Text shown -
Five Places in Tasmania That Keep Inspiring Me
- Hannah Blackmore

- Jan 16
- 4 min read

People often ask where my ideas come from, where I find all the colours, textures, and moods in my paintings. The truth is, I don’t have to look far. Tasmania is full of landscapes that continually surprise me. The light changes every hour, the sky can go from soft grey to glowing peach, and the air always seems to hold a story.
These are five places that keep calling me back, places that shape my paintings, my palette, and the way I see the world.
1. Bruny Island - wild beauty and stillness
Every time I visit Bruny, I feel like time slows down. There’s something grounding about taking that short ferry ride, leaving behind the hum of everyday life and stepping into a quieter rhythm.
Bruny has this incredible mix of rugged cliffs, calm inlets, and sweeping beaches, all in one small island. The colours are often muted but luminous: silvery greens in the grasses, cool blues in the water, soft creams in the sand. When I paint Bruny, I try to capture that sense of space, the airiness and calm that settles over you when you stand on one of its headlands and breathe in the salt.
It’s not a loud landscape; it’s a whispering one.
2. The East Coast - Bicheno and Bay of Fires
The East Coast is my colour heaven. The water here can shift from turquoise to deep indigo in a single afternoon, and those bright orange lichen-covered rocks are like nature’s way of saying, “Don’t forget to be bold.”
Whenever I’m feeling stuck in the studio, I think of that coastline. The contrasts, the cool blues against the fiery oranges, remind me to push my palette and take risks. There’s a rhythm to the East Coast that’s all about movement: the rolling waves, the sway of coastal grasses, the endless horizon.
I often use the palette knife to recreate that energy, layering thick paint to mimic the way the sea pushes and pulls against the rocks. It’s never static, and that’s what I love.
3. Mount Wellington - the mountain moods
From my part of the world, the mountain is always there, sometimes clear, sometimes hidden behind clouds, always shifting. Mount Wellington (or Kunanyi) has a presence that’s hard to describe. It’s both dramatic and comforting.
The forested lower slopes around Fern Tree are lush and damp, full of moss, mist, and the quiet sound of dripping leaves. When I paint this area, I think less about detail and more about atmosphere, those soft, layered tones of green and grey, the cool light that filters through the trees.

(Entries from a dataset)

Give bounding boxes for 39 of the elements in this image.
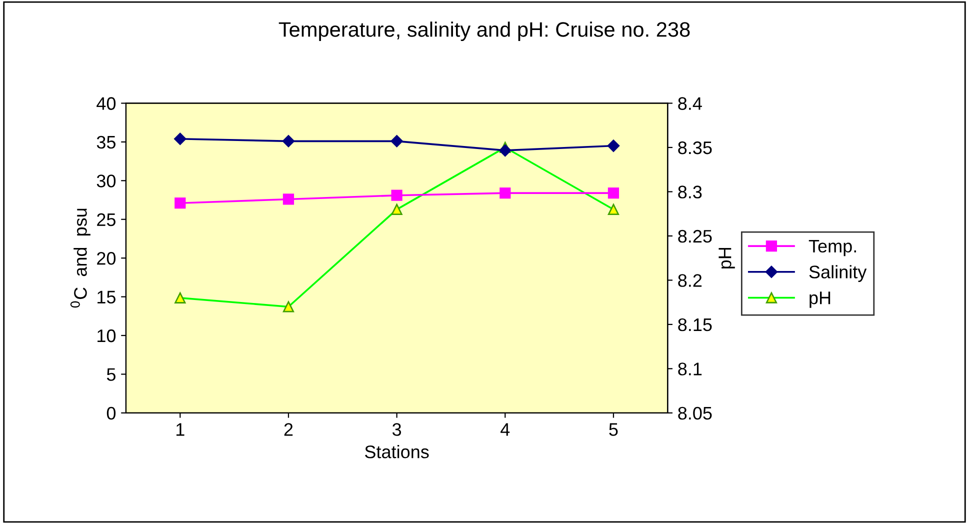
point: [608, 187, 620, 199]
y2-tick-label: 8.35: [678, 141, 712, 154]
y-tick-label: 30: [96, 174, 116, 188]
y-tick-label: 10: [98, 329, 116, 342]
y2-tick-label: 8.25: [678, 230, 712, 243]
x-tick-label: 1: [176, 423, 184, 436]
y2-tick-label: 8.4: [678, 97, 702, 110]
x-tick-label: 4: [500, 423, 510, 436]
y-tick-label: 40: [96, 97, 116, 110]
y2-axis-title: pH: [718, 248, 735, 268]
point: [282, 194, 294, 205]
point: [499, 144, 512, 157]
y2-tick-label: 8.3: [678, 186, 702, 198]
y2-tick-label: 8.2: [678, 274, 702, 287]
x-tick-label: 3: [392, 423, 402, 436]
point: [390, 135, 403, 148]
x-axis-title: Stations: [365, 445, 429, 458]
y-tick-label: 20: [97, 252, 116, 265]
legend-label: pH: [810, 292, 830, 308]
point: [391, 190, 402, 201]
y2-tick-label: 8.05: [678, 406, 712, 420]
y-tick-label: 0: [106, 406, 116, 420]
point: [174, 198, 186, 209]
y-tick-label: 15: [98, 290, 116, 304]
y-tick-label: 35: [96, 136, 116, 149]
point: [282, 135, 295, 148]
legend-label: Salinity: [809, 265, 867, 282]
y-tick-label: 5: [106, 368, 116, 381]
y2-tick-label: 8.1: [678, 362, 702, 376]
y2-tick-label: 8.15: [678, 318, 712, 332]
x-tick-label: 5: [609, 423, 618, 436]
x-tick-label: 2: [284, 423, 293, 436]
point: [500, 187, 511, 199]
point: [174, 132, 186, 145]
y-tick-label: 25: [97, 213, 116, 226]
legend-label: Temp.: [808, 240, 856, 256]
chart-title: Temperature, salinity and pH: Cruise no. 238: [278, 22, 690, 42]
point: [607, 140, 620, 152]
y-axis-title: $^{0}$C and psu: [70, 208, 90, 308]
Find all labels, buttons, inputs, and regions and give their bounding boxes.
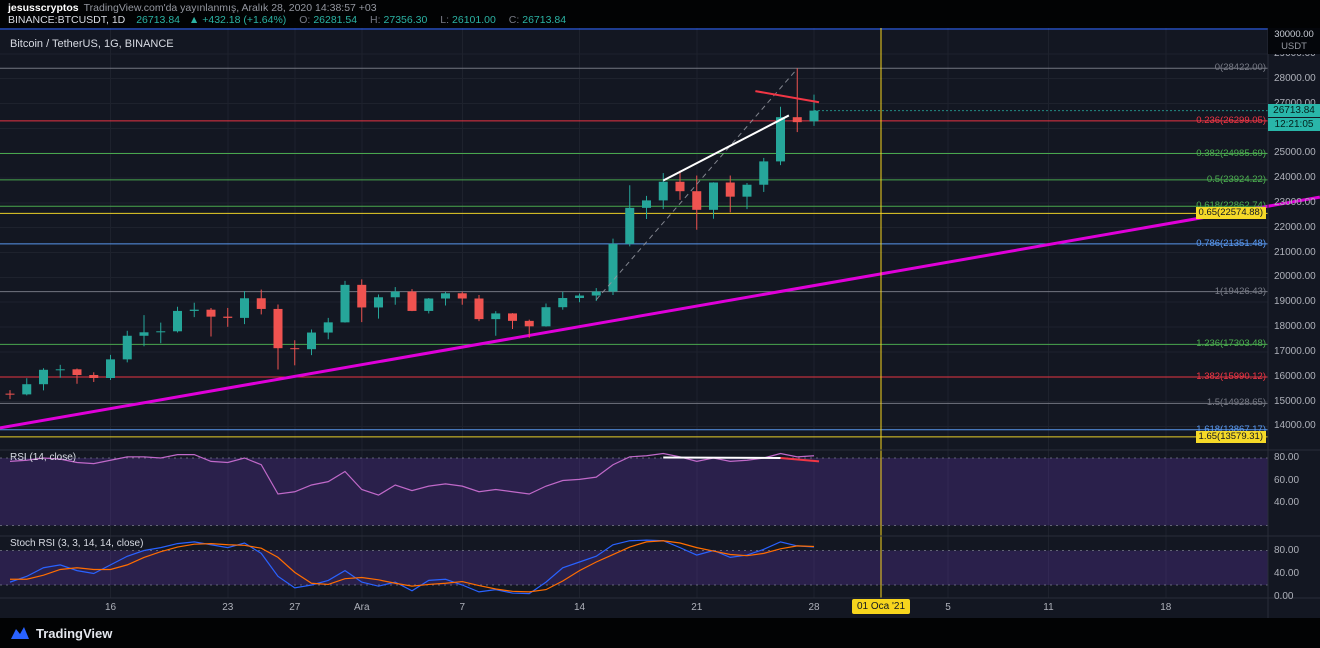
fib-lines — [0, 28, 1268, 438]
symbol-row: BINANCE:BTCUSDT, 1D 26713.84 ▲ +432.18 (… — [8, 14, 1320, 26]
price-line-axis-box: 30000.00 USDT — [1268, 28, 1320, 54]
publish-row: jesusscryptos TradingView.com'da yayınlan… — [8, 2, 1320, 14]
indicator-bands — [0, 457, 1268, 586]
pane-separators — [0, 28, 1320, 618]
chart-title: Bitcoin / TetherUS, 1G, BINANCE — [10, 38, 174, 50]
open-value: 26281.54 — [313, 14, 358, 26]
candles — [5, 68, 1268, 400]
close-value: 26713.84 — [522, 14, 567, 26]
price-line-value: 30000.00 — [1274, 29, 1314, 40]
low-label: L: — [440, 14, 450, 26]
stoch-pane-label[interactable]: Stoch RSI (3, 3, 14, 14, close) — [10, 538, 144, 549]
price-line-unit: USDT — [1281, 41, 1307, 52]
current-price-tag: 26713.84 — [1268, 104, 1320, 117]
rsi-plot — [9, 452, 820, 496]
low-value: 26101.00 — [452, 14, 496, 26]
header: jesusscryptos TradingView.com'da yayınlan… — [0, 0, 1320, 28]
price-change: ▲ +432.18 (+1.64%) — [188, 14, 287, 26]
symbol-title[interactable]: BINANCE:BTCUSDT, 1D — [8, 14, 126, 26]
stoch-plot — [9, 539, 815, 595]
trendline-magenta — [0, 195, 1320, 430]
publish-info: TradingView.com'da yayınlanmış, Aralık 2… — [83, 2, 377, 14]
rsi-pane-label[interactable]: RSI (14, close) — [10, 452, 77, 463]
close-label: C: — [508, 14, 520, 26]
tradingview-logo[interactable]: TradingView — [10, 626, 112, 641]
footer-bar: TradingView — [0, 618, 1320, 648]
tradingview-logo-icon — [11, 627, 29, 639]
open-label: O: — [299, 14, 311, 26]
grid-lines — [0, 28, 1268, 598]
author-name[interactable]: jesusscryptos — [8, 2, 79, 14]
high-label: H: — [370, 14, 381, 26]
last-price: 26713.84 — [136, 14, 180, 26]
tradingview-logo-text: TradingView — [36, 625, 113, 641]
drawing-overlays — [595, 28, 882, 598]
bar-countdown-tag: 12:21:05 — [1268, 118, 1320, 131]
high-value: 27356.30 — [383, 14, 428, 26]
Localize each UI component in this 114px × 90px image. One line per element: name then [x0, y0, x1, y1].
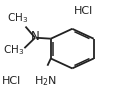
Text: HCl: HCl	[73, 6, 92, 16]
Text: CH$_3$: CH$_3$	[3, 43, 24, 57]
Text: CH$_3$: CH$_3$	[7, 11, 28, 25]
Text: HCl: HCl	[2, 76, 21, 86]
Text: H$_2$N: H$_2$N	[34, 74, 56, 88]
Text: N: N	[31, 30, 40, 43]
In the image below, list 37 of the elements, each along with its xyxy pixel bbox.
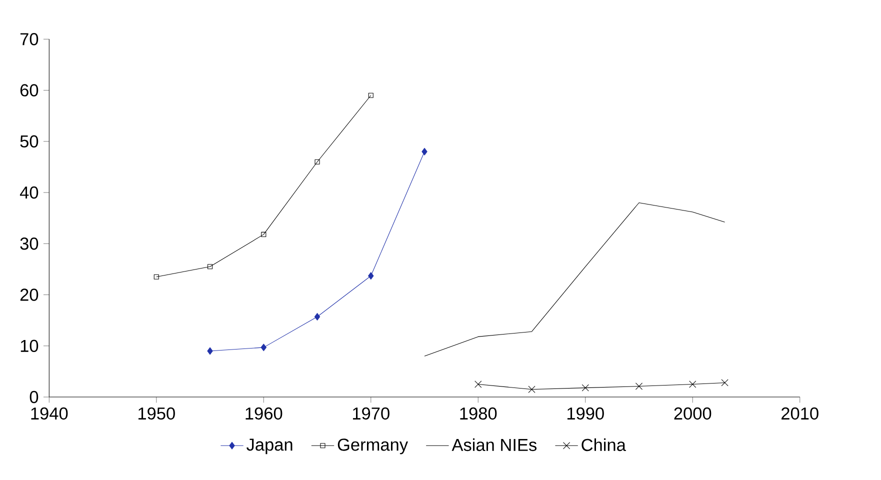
point: [261, 232, 266, 237]
legend-label: Asian NIEs: [452, 438, 537, 451]
legend-label: China: [582, 438, 626, 451]
point: [528, 386, 536, 393]
x-tick-label: 2000: [674, 407, 712, 420]
point: [314, 159, 320, 164]
point: [368, 272, 374, 280]
point: [474, 380, 482, 388]
y-tick-label: 40: [20, 186, 38, 199]
point: [260, 344, 267, 352]
x-tick-label: 1980: [460, 407, 497, 420]
x-tick-label: 1960: [246, 407, 282, 420]
y-tick-label: 50: [20, 135, 38, 148]
point: [207, 347, 213, 355]
x-tick-label: 1950: [138, 407, 175, 420]
point: [635, 382, 643, 390]
x-tick-label: 2010: [782, 407, 818, 420]
point: [154, 274, 159, 280]
x-tick-label: 1940: [31, 407, 68, 420]
y-tick-label: 30: [20, 237, 38, 250]
point: [582, 384, 589, 392]
line-series: [424, 202, 726, 356]
point: [207, 264, 213, 270]
legend-label: Japan: [246, 438, 292, 454]
y-tick-label: 70: [20, 32, 38, 46]
legend-label: Germany: [338, 438, 408, 454]
y-tick-label: 60: [20, 84, 38, 96]
point: [314, 312, 320, 320]
x-tick-label: 1970: [352, 407, 390, 420]
y-tick-label: 0: [30, 390, 38, 404]
point: [721, 379, 728, 386]
point: [422, 148, 428, 156]
x-tick-label: 1990: [567, 407, 604, 420]
point: [368, 92, 374, 98]
y-tick-label: 20: [20, 288, 38, 301]
point: [689, 380, 696, 388]
y-tick-label: 10: [20, 340, 38, 352]
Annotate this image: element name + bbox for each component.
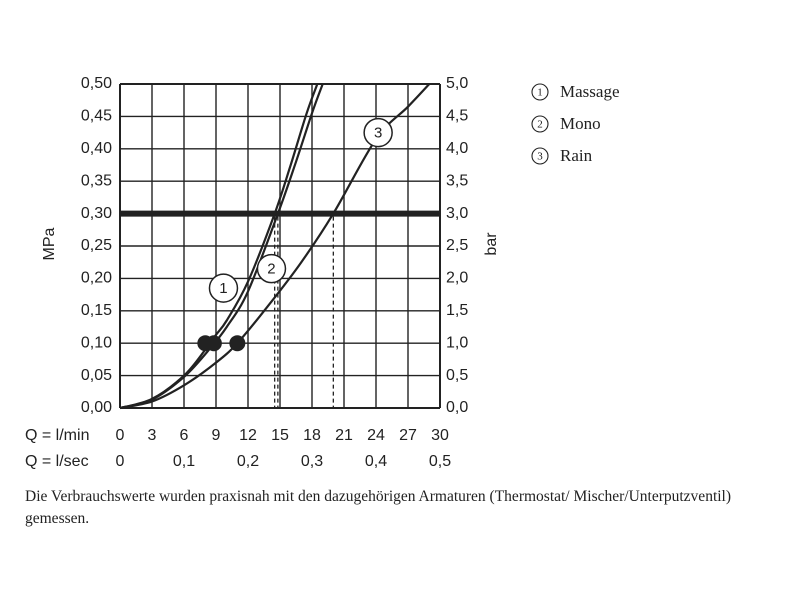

Brief 1 - List the headings of the numbered sections in the Tasmania post.
Brief 2 - Set down, word for word, the passage of the Tasmania post that opens with the words containing "Five Places in" and closes with "hold a story.".
The items are not needed for this work.

Finished answer 1 -
1. Bruny Island - wild beauty and stillness
2. The East Coast - Bicheno and Bay of Fires
3. Mount Wellington - the mountain moods

Finished answer 2 -
Five Places in Tasmania That Keep Inspiring Me
- Hannah Blackmore

- Jan 16
- 4 min read

People often ask where my ideas come from, where I find all the colours, textures, and moods in my paintings. The truth is, I don’t have to look far. Tasmania is full of landscapes that continually surprise me. The light changes every hour, the sky can go from soft grey to glowing peach, and the air always seems to hold a story.